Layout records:
begin

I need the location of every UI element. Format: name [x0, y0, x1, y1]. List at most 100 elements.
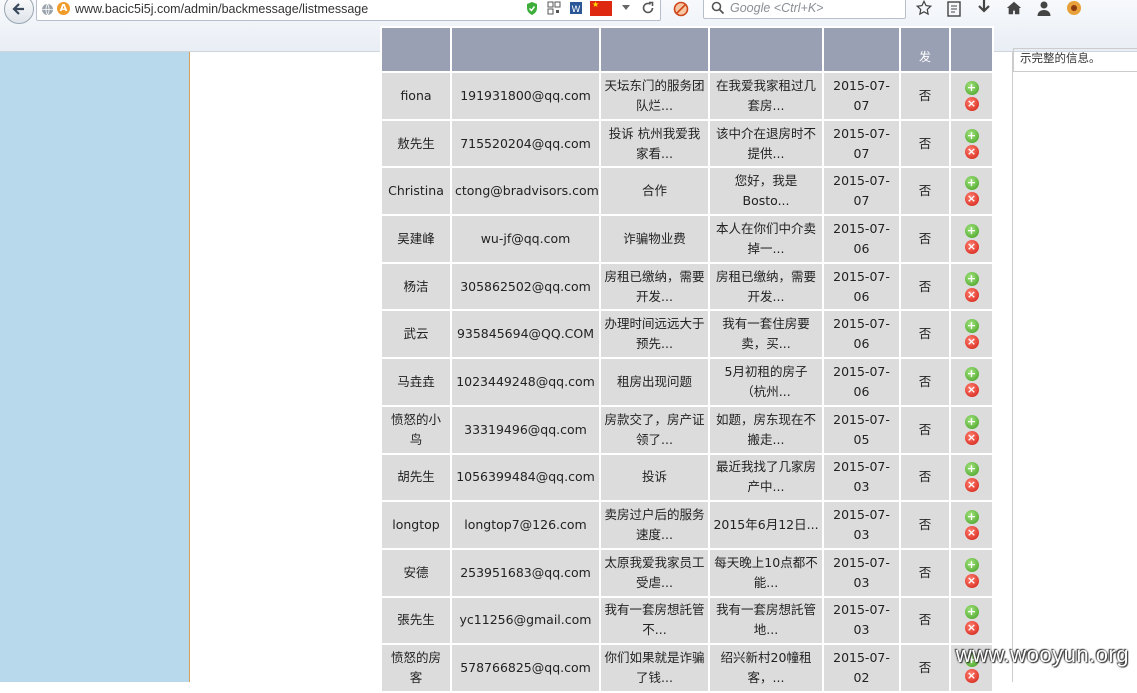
delete-icon[interactable]: ×	[965, 431, 979, 445]
table-row: 愤怒的房客578766825@qq.com你们如果就是诈骗了钱...绍兴新村20…	[382, 645, 992, 691]
delete-icon[interactable]: ×	[965, 288, 979, 302]
add-icon[interactable]: +	[965, 272, 979, 286]
date-cell: 2015-07-06	[824, 264, 899, 310]
delete-icon[interactable]: ×	[965, 383, 979, 397]
url-text[interactable]: www.bacic5i5j.com/admin/backmessage/list…	[75, 2, 368, 16]
reply-status-cell: 否	[901, 407, 949, 453]
search-icon	[711, 1, 725, 15]
extension-icon[interactable]	[1066, 0, 1082, 16]
actions-cell: +×	[951, 121, 992, 167]
sender-name-cell: longtop	[382, 502, 450, 548]
email-cell: yc11256@gmail.com	[452, 598, 599, 644]
reply-status-cell: 否	[901, 168, 949, 214]
add-icon[interactable]: +	[965, 319, 979, 333]
home-icon[interactable]	[1006, 0, 1022, 16]
content-cell: 我有一套房想託管地...	[710, 598, 822, 644]
add-icon[interactable]: +	[965, 462, 979, 476]
reply-status-cell: 否	[901, 359, 949, 405]
sender-name-cell: 愤怒的小鸟	[382, 407, 450, 453]
add-icon[interactable]: +	[965, 415, 979, 429]
delete-icon[interactable]: ×	[965, 335, 979, 349]
blocked-icon[interactable]	[673, 1, 689, 17]
add-icon[interactable]: +	[965, 81, 979, 95]
table-row: 胡先生1056399484@qq.com投诉最近我找了几家房产中...2015-…	[382, 455, 992, 501]
email-cell: 33319496@qq.com	[452, 407, 599, 453]
add-icon[interactable]: +	[965, 176, 979, 190]
subject-cell: 投诉 杭州我爱我家看...	[601, 121, 708, 167]
search-box[interactable]: Google <Ctrl+K>	[703, 0, 906, 19]
left-sidebar	[0, 52, 190, 682]
add-icon[interactable]: +	[965, 605, 979, 619]
shield-icon[interactable]	[524, 0, 540, 16]
word-icon[interactable]: W	[568, 0, 584, 16]
subject-cell: 你们如果就是诈骗了钱...	[601, 645, 708, 691]
date-cell: 2015-07-06	[824, 311, 899, 357]
globe-icon	[41, 3, 54, 16]
add-icon[interactable]: +	[965, 558, 979, 572]
actions-cell: +×	[951, 359, 992, 405]
table-row: 張先生yc11256@gmail.com我有一套房想託管不...我有一套房想託管…	[382, 598, 992, 644]
actions-cell: +×	[951, 73, 992, 119]
bookmark-star-icon[interactable]	[916, 0, 932, 16]
table-row: longtoplongtop7@126.com卖房过户后的服务速度...2015…	[382, 502, 992, 548]
china-flag-icon[interactable]	[590, 1, 612, 16]
search-placeholder: Google <Ctrl+K>	[730, 1, 823, 15]
download-icon[interactable]	[976, 0, 992, 16]
table-row: 马垚垚1023449248@qq.com租房出现问题5月初租的房子（杭州...2…	[382, 359, 992, 405]
watermark: www.wooyun.org	[956, 642, 1129, 668]
email-cell: longtop7@126.com	[452, 502, 599, 548]
reply-status-cell: 否	[901, 502, 949, 548]
email-cell: 715520204@qq.com	[452, 121, 599, 167]
qr-code-icon[interactable]	[546, 0, 562, 16]
table-row: 武云935845694@QQ.COM办理时间远远大于预先...我有一套住房要卖，…	[382, 311, 992, 357]
sender-name-cell: 武云	[382, 311, 450, 357]
message-table: 发 fiona191931800@qq.com天坛东门的服务团队烂...在我爱我…	[380, 26, 994, 693]
subject-cell: 卖房过户后的服务速度...	[601, 502, 708, 548]
delete-icon[interactable]: ×	[965, 669, 979, 683]
clipboard-icon[interactable]	[946, 0, 962, 16]
user-icon[interactable]	[1036, 0, 1052, 16]
reply-status-cell: 否	[901, 598, 949, 644]
content-cell: 房租已缴纳，需要开发...	[710, 264, 822, 310]
table-row: fiona191931800@qq.com天坛东门的服务团队烂...在我爱我家租…	[382, 73, 992, 119]
subject-cell: 诈骗物业费	[601, 216, 708, 262]
subject-cell: 租房出现问题	[601, 359, 708, 405]
delete-icon[interactable]: ×	[965, 192, 979, 206]
table-row: Christinactong@bradvisors.com合作您好，我是Bost…	[382, 168, 992, 214]
content-cell: 5月初租的房子（杭州...	[710, 359, 822, 405]
delete-icon[interactable]: ×	[965, 240, 979, 254]
delete-icon[interactable]: ×	[965, 526, 979, 540]
delete-icon[interactable]: ×	[965, 574, 979, 588]
reply-status-cell: 否	[901, 121, 949, 167]
subject-cell: 投诉	[601, 455, 708, 501]
subject-cell: 房款交了，房产证领了...	[601, 407, 708, 453]
header-cell	[824, 28, 899, 71]
add-icon[interactable]: +	[965, 224, 979, 238]
add-icon[interactable]: +	[965, 367, 979, 381]
add-icon[interactable]: +	[965, 129, 979, 143]
delete-icon[interactable]: ×	[965, 97, 979, 111]
content-cell: 绍兴新村20幢租客，...	[710, 645, 822, 691]
date-cell: 2015-07-03	[824, 502, 899, 548]
svg-text:W: W	[572, 5, 581, 15]
add-icon[interactable]: +	[965, 510, 979, 524]
address-bar[interactable]: A www.bacic5i5j.com/admin/backmessage/li…	[36, 0, 661, 21]
content-cell: 2015年6月12日...	[710, 502, 822, 548]
actions-cell: +×	[951, 264, 992, 310]
content-cell: 您好，我是Bosto...	[710, 168, 822, 214]
delete-icon[interactable]: ×	[965, 478, 979, 492]
reload-icon[interactable]	[640, 0, 656, 16]
email-cell: 1023449248@qq.com	[452, 359, 599, 405]
delete-icon[interactable]: ×	[965, 145, 979, 159]
email-cell: 253951683@qq.com	[452, 550, 599, 596]
email-cell: wu-jf@qq.com	[452, 216, 599, 262]
header-cell	[452, 28, 599, 71]
table-row: 吴建峰wu-jf@qq.com诈骗物业费本人在你们中介卖掉一...2015-07…	[382, 216, 992, 262]
reply-status-cell: 否	[901, 550, 949, 596]
email-cell: ctong@bradvisors.com	[452, 168, 599, 214]
back-button[interactable]	[4, 0, 34, 24]
delete-icon[interactable]: ×	[965, 621, 979, 635]
subject-cell: 房租已缴纳，需要开发...	[601, 264, 708, 310]
sender-name-cell: Christina	[382, 168, 450, 214]
dropdown-arrow-icon[interactable]	[618, 0, 634, 16]
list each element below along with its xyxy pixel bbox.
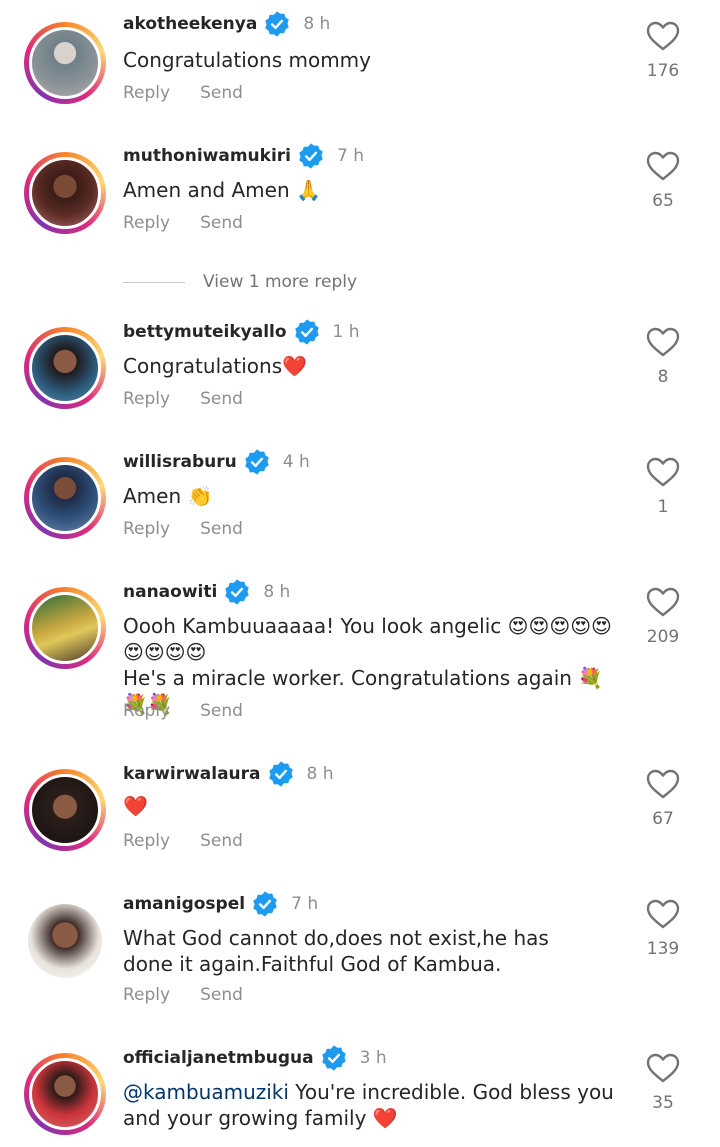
like-count: 67 xyxy=(652,809,674,829)
verified-icon xyxy=(253,891,277,917)
username[interactable]: karwirwalaura xyxy=(123,764,261,784)
avatar[interactable] xyxy=(24,769,106,851)
view-more-replies[interactable]: View 1 more reply xyxy=(123,272,357,292)
reply-button[interactable]: Reply xyxy=(123,831,170,851)
avatar-image xyxy=(29,774,101,846)
like-count: 1 xyxy=(657,497,669,517)
like-count: 139 xyxy=(646,939,680,959)
like-count: 209 xyxy=(646,627,680,647)
comment-text: @kambuamuziki You're incredible. God ble… xyxy=(123,1079,618,1131)
timestamp: 7 h xyxy=(337,146,364,166)
comment-text: Oooh Kambuuaaaaa! You look angelic 😍😍😍😍😍… xyxy=(123,614,612,664)
comment-text: ❤️ xyxy=(123,794,148,818)
reply-button[interactable]: Reply xyxy=(123,985,170,1005)
timestamp: 1 h xyxy=(332,322,360,342)
heart-icon[interactable] xyxy=(646,769,680,799)
like-count: 35 xyxy=(652,1093,674,1113)
like-count: 65 xyxy=(652,191,674,211)
verified-icon xyxy=(268,761,293,787)
avatar-image xyxy=(29,1058,101,1130)
heart-icon[interactable] xyxy=(646,1053,680,1083)
timestamp: 8 h xyxy=(306,764,334,784)
avatar[interactable] xyxy=(24,327,106,409)
send-button[interactable]: Send xyxy=(200,389,243,409)
verified-icon xyxy=(225,579,250,605)
mention-link[interactable]: @kambuamuziki xyxy=(123,1080,289,1104)
avatar-image xyxy=(29,462,101,534)
avatar[interactable] xyxy=(24,587,106,669)
send-button[interactable]: Send xyxy=(200,701,243,721)
send-button[interactable]: Send xyxy=(200,519,243,539)
comment-text: Congratulations❤️ xyxy=(123,354,308,378)
avatar-image xyxy=(28,904,102,978)
like-count: 176 xyxy=(646,61,680,81)
reply-button[interactable]: Reply xyxy=(123,701,170,721)
timestamp: 7 h xyxy=(291,894,319,914)
username[interactable]: officialjanetmbugua xyxy=(123,1048,314,1068)
verified-icon xyxy=(244,449,269,475)
avatar-image xyxy=(29,332,101,404)
reply-button[interactable]: Reply xyxy=(123,213,170,233)
username[interactable]: willisraburu xyxy=(123,452,237,472)
reply-button[interactable]: Reply xyxy=(123,83,170,103)
reply-button[interactable]: Reply xyxy=(123,519,170,539)
timestamp: 4 h xyxy=(282,452,310,472)
verified-icon xyxy=(294,319,319,345)
avatar[interactable] xyxy=(24,1053,106,1135)
verified-icon xyxy=(321,1045,346,1071)
view-more-label[interactable]: View 1 more reply xyxy=(203,272,357,292)
username[interactable]: amanigospel xyxy=(123,894,245,914)
avatar[interactable] xyxy=(24,900,106,982)
heart-icon[interactable] xyxy=(646,457,680,487)
comment-text: What God cannot do,does not exist,he has… xyxy=(123,926,549,976)
avatar-image xyxy=(29,592,101,664)
heart-icon[interactable] xyxy=(646,587,680,617)
heart-icon[interactable] xyxy=(646,151,680,181)
heart-icon[interactable] xyxy=(646,327,680,357)
heart-icon[interactable] xyxy=(646,21,680,51)
send-button[interactable]: Send xyxy=(200,985,243,1005)
avatar[interactable] xyxy=(24,22,106,104)
send-button[interactable]: Send xyxy=(200,213,243,233)
send-button[interactable]: Send xyxy=(200,83,243,103)
like-count: 8 xyxy=(657,367,669,387)
comment-text: Amen 👏 xyxy=(123,484,213,508)
verified-icon xyxy=(299,143,323,169)
reply-button[interactable]: Reply xyxy=(123,389,170,409)
heart-icon[interactable] xyxy=(646,899,680,929)
avatar-image xyxy=(29,157,101,229)
comment-text: Congratulations mommy xyxy=(123,48,371,72)
send-button[interactable]: Send xyxy=(200,831,243,851)
timestamp: 8 h xyxy=(263,582,291,602)
username[interactable]: nanaowiti xyxy=(123,582,217,602)
comment-text: Amen and Amen 🙏 xyxy=(123,178,321,202)
username[interactable]: akotheekenya xyxy=(123,14,257,34)
verified-icon xyxy=(265,11,290,37)
timestamp: 3 h xyxy=(359,1048,387,1068)
timestamp: 8 h xyxy=(303,14,331,34)
divider xyxy=(123,281,185,283)
avatar-image xyxy=(29,27,101,99)
avatar[interactable] xyxy=(24,152,106,234)
username[interactable]: muthoniwamukiri xyxy=(123,146,291,166)
avatar[interactable] xyxy=(24,457,106,539)
username[interactable]: bettymuteikyallo xyxy=(123,322,287,342)
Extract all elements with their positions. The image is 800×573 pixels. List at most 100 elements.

end

- Task prompt
In the records above, find every line that contains the string "date" and copy each such line in full.

- Exercise result
date-cell: 2015-07-06	[824, 264, 899, 310]
date-cell: 2015-07-06	[824, 311, 899, 357]
date-cell: 2015-07-03	[824, 502, 899, 548]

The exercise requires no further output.